◆ **Prompt**
Repeat, without any change, the entries presented below.
^^^^^^^^^^^^^^^^
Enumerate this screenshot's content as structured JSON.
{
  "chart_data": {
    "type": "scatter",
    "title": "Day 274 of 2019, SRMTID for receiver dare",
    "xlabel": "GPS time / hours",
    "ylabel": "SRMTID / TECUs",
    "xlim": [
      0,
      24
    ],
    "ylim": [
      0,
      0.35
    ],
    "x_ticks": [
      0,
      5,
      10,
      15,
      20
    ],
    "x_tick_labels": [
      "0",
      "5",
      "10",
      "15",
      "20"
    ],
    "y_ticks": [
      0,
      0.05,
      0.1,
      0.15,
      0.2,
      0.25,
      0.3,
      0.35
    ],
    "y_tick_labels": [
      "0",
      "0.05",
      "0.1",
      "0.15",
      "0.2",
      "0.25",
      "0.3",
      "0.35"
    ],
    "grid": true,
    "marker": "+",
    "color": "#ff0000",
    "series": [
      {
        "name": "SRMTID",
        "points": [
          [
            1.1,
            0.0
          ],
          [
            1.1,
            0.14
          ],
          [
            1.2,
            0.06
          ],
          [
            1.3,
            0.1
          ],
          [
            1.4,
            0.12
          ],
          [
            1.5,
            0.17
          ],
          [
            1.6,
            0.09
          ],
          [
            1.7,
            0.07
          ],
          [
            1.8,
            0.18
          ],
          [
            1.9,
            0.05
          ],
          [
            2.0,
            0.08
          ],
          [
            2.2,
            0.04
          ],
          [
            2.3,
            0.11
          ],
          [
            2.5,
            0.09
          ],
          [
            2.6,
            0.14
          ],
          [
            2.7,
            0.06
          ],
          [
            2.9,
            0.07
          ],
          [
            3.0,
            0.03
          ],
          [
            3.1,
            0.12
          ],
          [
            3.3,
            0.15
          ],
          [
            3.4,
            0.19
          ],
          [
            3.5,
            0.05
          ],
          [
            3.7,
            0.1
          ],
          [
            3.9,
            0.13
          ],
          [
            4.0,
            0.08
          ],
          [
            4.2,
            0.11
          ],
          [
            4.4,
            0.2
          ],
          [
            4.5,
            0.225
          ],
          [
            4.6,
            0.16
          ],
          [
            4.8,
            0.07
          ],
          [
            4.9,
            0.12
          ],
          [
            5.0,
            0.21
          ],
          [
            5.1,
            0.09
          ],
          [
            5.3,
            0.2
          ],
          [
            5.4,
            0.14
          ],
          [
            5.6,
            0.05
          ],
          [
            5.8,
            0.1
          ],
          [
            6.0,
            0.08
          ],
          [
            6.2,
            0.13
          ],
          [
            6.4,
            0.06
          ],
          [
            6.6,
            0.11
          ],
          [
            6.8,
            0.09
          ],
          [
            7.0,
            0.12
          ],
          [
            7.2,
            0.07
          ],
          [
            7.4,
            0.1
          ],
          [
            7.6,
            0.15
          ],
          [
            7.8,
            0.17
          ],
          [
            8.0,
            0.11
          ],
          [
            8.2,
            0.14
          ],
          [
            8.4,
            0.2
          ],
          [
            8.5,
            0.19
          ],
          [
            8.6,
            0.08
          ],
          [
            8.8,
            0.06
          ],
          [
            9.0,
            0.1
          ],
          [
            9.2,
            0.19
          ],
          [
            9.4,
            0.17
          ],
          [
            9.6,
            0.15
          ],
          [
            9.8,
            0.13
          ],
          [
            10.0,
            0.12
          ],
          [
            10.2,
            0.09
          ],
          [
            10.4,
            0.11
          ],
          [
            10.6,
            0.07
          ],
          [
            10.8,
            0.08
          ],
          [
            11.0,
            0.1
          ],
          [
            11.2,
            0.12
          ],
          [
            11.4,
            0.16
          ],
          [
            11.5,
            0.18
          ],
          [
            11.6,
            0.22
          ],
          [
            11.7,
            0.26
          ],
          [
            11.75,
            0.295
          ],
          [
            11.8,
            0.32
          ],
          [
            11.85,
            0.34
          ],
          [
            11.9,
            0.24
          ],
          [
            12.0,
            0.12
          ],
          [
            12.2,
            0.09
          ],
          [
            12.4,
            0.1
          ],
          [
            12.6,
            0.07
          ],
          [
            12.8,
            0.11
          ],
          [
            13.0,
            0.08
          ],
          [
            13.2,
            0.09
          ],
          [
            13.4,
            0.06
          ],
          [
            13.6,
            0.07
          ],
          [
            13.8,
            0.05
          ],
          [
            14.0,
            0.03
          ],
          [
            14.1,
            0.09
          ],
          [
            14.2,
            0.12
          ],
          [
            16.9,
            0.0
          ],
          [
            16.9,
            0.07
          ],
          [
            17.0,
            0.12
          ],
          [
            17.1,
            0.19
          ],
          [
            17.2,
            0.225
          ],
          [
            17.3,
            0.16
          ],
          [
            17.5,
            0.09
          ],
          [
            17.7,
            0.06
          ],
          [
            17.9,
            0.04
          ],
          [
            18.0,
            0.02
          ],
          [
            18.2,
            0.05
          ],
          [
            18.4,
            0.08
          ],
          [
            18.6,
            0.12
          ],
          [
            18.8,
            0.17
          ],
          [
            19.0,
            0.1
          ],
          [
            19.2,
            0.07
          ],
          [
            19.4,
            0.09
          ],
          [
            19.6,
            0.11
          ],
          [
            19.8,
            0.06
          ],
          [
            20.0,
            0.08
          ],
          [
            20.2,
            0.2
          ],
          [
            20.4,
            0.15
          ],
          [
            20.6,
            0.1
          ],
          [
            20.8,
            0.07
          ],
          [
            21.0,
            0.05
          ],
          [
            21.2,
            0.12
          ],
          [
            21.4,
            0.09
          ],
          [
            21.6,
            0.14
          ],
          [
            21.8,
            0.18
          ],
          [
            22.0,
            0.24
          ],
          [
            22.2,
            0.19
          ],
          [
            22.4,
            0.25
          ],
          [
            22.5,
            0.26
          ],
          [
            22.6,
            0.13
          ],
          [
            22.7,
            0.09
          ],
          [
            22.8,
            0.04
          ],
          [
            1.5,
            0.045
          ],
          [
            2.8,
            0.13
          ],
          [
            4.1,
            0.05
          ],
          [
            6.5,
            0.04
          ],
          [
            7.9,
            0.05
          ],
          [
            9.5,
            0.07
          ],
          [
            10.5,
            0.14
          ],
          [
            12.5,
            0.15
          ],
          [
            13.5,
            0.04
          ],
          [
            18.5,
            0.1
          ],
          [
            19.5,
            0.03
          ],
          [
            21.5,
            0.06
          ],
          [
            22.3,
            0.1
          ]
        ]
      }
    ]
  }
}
^^^^^^^^^^^^^^^^
◆ **Exercise output**
Enumerate this screenshot's content as structured JSON.
{
  "chart_data": {
    "type": "scatter",
    "title": "Day 274 of 2019, SRMTID for receiver dare",
    "xlabel": "GPS time / hours",
    "ylabel": "SRMTID / TECUs",
    "xlim": [
      0,
      24
    ],
    "ylim": [
      0,
      0.35
    ],
    "x_ticks": [
      0,
      5,
      10,
      15,
      20
    ],
    "x_tick_labels": [
      "0",
      "5",
      "10",
      "15",
      "20"
    ],
    "y_ticks": [
      0,
      0.05,
      0.1,
      0.15,
      0.2,
      0.25,
      0.3,
      0.35
    ],
    "y_tick_labels": [
      "0",
      "0.05",
      "0.1",
      "0.15",
      "0.2",
      "0.25",
      "0.3",
      "0.35"
    ],
    "grid": true,
    "marker": "+",
    "color": "#ff0000",
    "series": [
      {
        "name": "SRMTID",
        "points": [
          [
            1.1,
            0.0
          ],
          [
            1.1,
            0.14
          ],
          [
            1.2,
            0.06
          ],
          [
            1.3,
            0.1
          ],
          [
            1.4,
            0.12
          ],
          [
            1.5,
            0.17
          ],
          [
            1.6,
            0.09
          ],
          [
            1.7,
            0.07
          ],
          [
            1.8,
            0.18
          ],
          [
            1.9,
            0.05
          ],
          [
            2.0,
            0.08
          ],
          [
            2.2,
            0.04
          ],
          [
            2.3,
            0.11
          ],
          [
            2.5,
            0.09
          ],
          [
            2.6,
            0.14
          ],
          [
            2.7,
            0.06
          ],
          [
            2.9,
            0.07
          ],
          [
            3.0,
            0.03
          ],
          [
            3.1,
            0.12
          ],
          [
            3.3,
            0.15
          ],
          [
            3.4,
            0.19
          ],
          [
            3.5,
            0.05
          ],
          [
            3.7,
            0.1
          ],
          [
            3.9,
            0.13
          ],
          [
            4.0,
            0.08
          ],
          [
            4.2,
            0.11
          ],
          [
            4.4,
            0.2
          ],
          [
            4.5,
            0.225
          ],
          [
            4.6,
            0.16
          ],
          [
            4.8,
            0.07
          ],
          [
            4.9,
            0.12
          ],
          [
            5.0,
            0.21
          ],
          [
            5.1,
            0.09
          ],
          [
            5.3,
            0.2
          ],
          [
            5.4,
            0.14
          ],
          [
            5.6,
            0.05
          ],
          [
            5.8,
            0.1
          ],
          [
            6.0,
            0.08
          ],
          [
            6.2,
            0.13
          ],
          [
            6.4,
            0.06
          ],
          [
            6.6,
            0.11
          ],
          [
            6.8,
            0.09
          ],
          [
            7.0,
            0.12
          ],
          [
            7.2,
            0.07
          ],
          [
            7.4,
            0.1
          ],
          [
            7.6,
            0.15
          ],
          [
            7.8,
            0.17
          ],
          [
            8.0,
            0.11
          ],
          [
            8.2,
            0.14
          ],
          [
            8.4,
            0.2
          ],
          [
            8.5,
            0.19
          ],
          [
            8.6,
            0.08
          ],
          [
            8.8,
            0.06
          ],
          [
            9.0,
            0.1
          ],
          [
            9.2,
            0.19
          ],
          [
            9.4,
            0.17
          ],
          [
            9.6,
            0.15
          ],
          [
            9.8,
            0.13
          ],
          [
            10.0,
            0.12
          ],
          [
            10.2,
            0.09
          ],
          [
            10.4,
            0.11
          ],
          [
            10.6,
            0.07
          ],
          [
            10.8,
            0.08
          ],
          [
            11.0,
            0.1
          ],
          [
            11.2,
            0.12
          ],
          [
            11.4,
            0.16
          ],
          [
            11.5,
            0.18
          ],
          [
            11.6,
            0.22
          ],
          [
            11.7,
            0.26
          ],
          [
            11.75,
            0.295
          ],
          [
            11.8,
            0.32
          ],
          [
            11.85,
            0.34
          ],
          [
            11.9,
            0.24
          ],
          [
            12.0,
            0.12
          ],
          [
            12.2,
            0.09
          ],
          [
            12.4,
            0.1
          ],
          [
            12.6,
            0.07
          ],
          [
            12.8,
            0.11
          ],
          [
            13.0,
            0.08
          ],
          [
            13.2,
            0.09
          ],
          [
            13.4,
            0.06
          ],
          [
            13.6,
            0.07
          ],
          [
            13.8,
            0.05
          ],
          [
            14.0,
            0.03
          ],
          [
            14.1,
            0.09
          ],
          [
            14.2,
            0.12
          ],
          [
            16.9,
            0.0
          ],
          [
            16.9,
            0.07
          ],
          [
            17.0,
            0.12
          ],
          [
            17.1,
            0.19
          ],
          [
            17.2,
            0.225
          ],
          [
            17.3,
            0.16
          ],
          [
            17.5,
            0.09
          ],
          [
            17.7,
            0.06
          ],
          [
            17.9,
            0.04
          ],
          [
            18.0,
            0.02
          ],
          [
            18.2,
            0.05
          ],
          [
            18.4,
            0.08
          ],
          [
            18.6,
            0.12
          ],
          [
            18.8,
            0.17
          ],
          [
            19.0,
            0.1
          ],
          [
            19.2,
            0.07
          ],
          [
            19.4,
            0.09
          ],
          [
            19.6,
            0.11
          ],
          [
            19.8,
            0.06
          ],
          [
            20.0,
            0.08
          ],
          [
            20.2,
            0.2
          ],
          [
            20.4,
            0.15
          ],
          [
            20.6,
            0.1
          ],
          [
            20.8,
            0.07
          ],
          [
            21.0,
            0.05
          ],
          [
            21.2,
            0.12
          ],
          [
            21.4,
            0.09
          ],
          [
            21.6,
            0.14
          ],
          [
            21.8,
            0.18
          ],
          [
            22.0,
            0.24
          ],
          [
            22.2,
            0.19
          ],
          [
            22.4,
            0.25
          ],
          [
            22.5,
            0.26
          ],
          [
            22.6,
            0.13
          ],
          [
            22.7,
            0.09
          ],
          [
            22.8,
            0.04
          ],
          [
            1.5,
            0.045
          ],
          [
            2.8,
            0.13
          ],
          [
            4.1,
            0.05
          ],
          [
            6.5,
            0.04
          ],
          [
            7.9,
            0.05
          ],
          [
            9.5,
            0.07
          ],
          [
            10.5,
            0.14
          ],
          [
            12.5,
            0.15
          ],
          [
            13.5,
            0.04
          ],
          [
            18.5,
            0.1
          ],
          [
            19.5,
            0.03
          ],
          [
            21.5,
            0.06
          ],
          [
            22.3,
            0.1
          ]
        ]
      }
    ]
  }
}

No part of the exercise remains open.